Copy all entries without alteration and skip the pictures they hold.

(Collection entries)
--------------------------------------------------

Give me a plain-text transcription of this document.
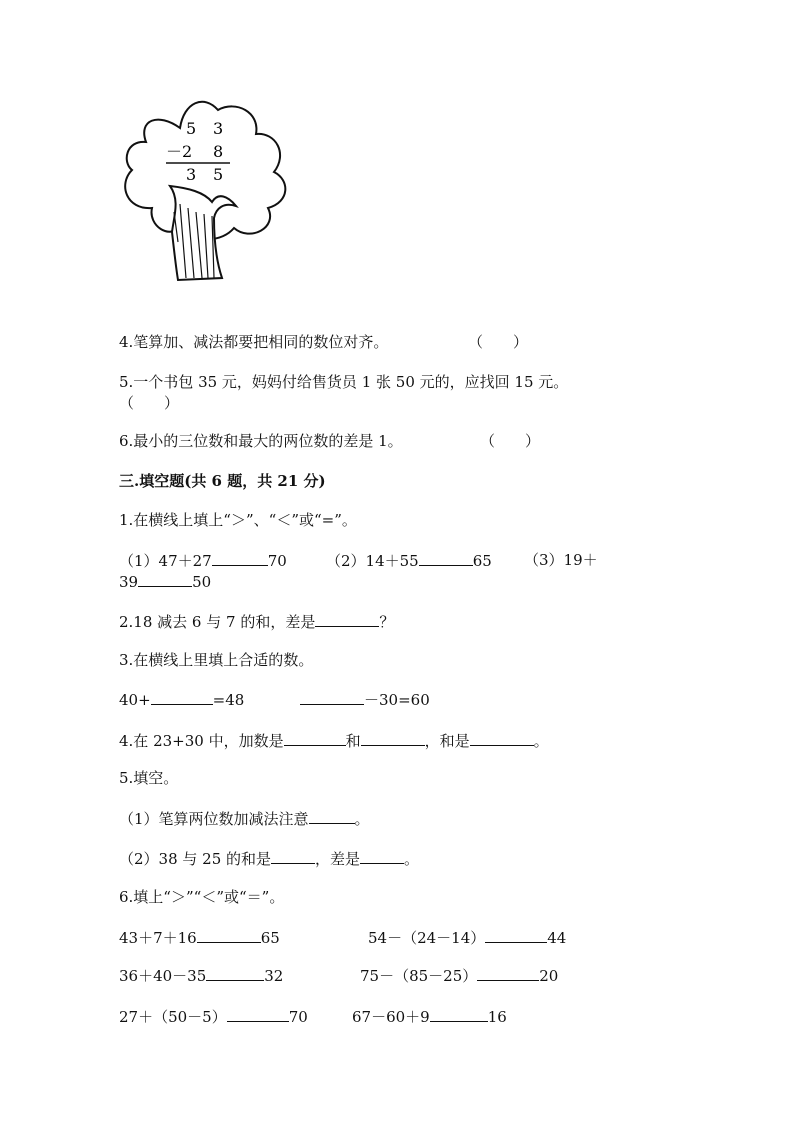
5 3
－2 8
3 5
4.笔算加、减法都要把相同的数位对齐。	（　　）
5.一个书包 35 元，妈妈付给售货员 1 张 50 元的，应找回 15 元。
（　　）
6.最小的三位数和最大的两位数的差是 1。	（　　）
三.填空题(共 6 题，共 21 分)
1.在横线上填上“＞”、“＜”或“=”。
（1）47＋27	70	（2）14＋55	65 （3）19＋
39	50
2.18 减去 6 与 7 的和，差是	？
3.在横线上里填上合适的数。
40+	=48	－30=60
4.在 23+30 中，加数是	和	，和是	。
5.填空。
（1）笔算两位数加减法注意	。
（2）38 与 25 的和是	，差是	。
6.填上“＞”“＜”或“＝”。
43＋7＋16	65	54－（24－14）	44
36＋40－35	32	75－（85－25）	20
27＋（50－5）	70	67－60＋9	16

--------------------------------------------------

# Solved exercise:
Give me a plain-text transcription of this document.
5 3
－2 8
3 5
4.笔算加、减法都要把相同的数位对齐。	（　　）
5.一个书包 35 元，妈妈付给售货员 1 张 50 元的，应找回 15 元。
（　　）
6.最小的三位数和最大的两位数的差是 1。	（　　）
三.填空题(共 6 题，共 21 分)
1.在横线上填上“＞”、“＜”或“=”。
（1）47＋27	70	（2）14＋55	65 （3）19＋
39	50
2.18 减去 6 与 7 的和，差是	？
3.在横线上里填上合适的数。
40+	=48	－30=60
4.在 23+30 中，加数是	和	，和是	。
5.填空。
（1）笔算两位数加减法注意	。
（2）38 与 25 的和是	，差是	。
6.填上“＞”“＜”或“＝”。
43＋7＋16	65	54－（24－14）	44
36＋40－35	32	75－（85－25）	20
27＋（50－5）	70	67－60＋9	16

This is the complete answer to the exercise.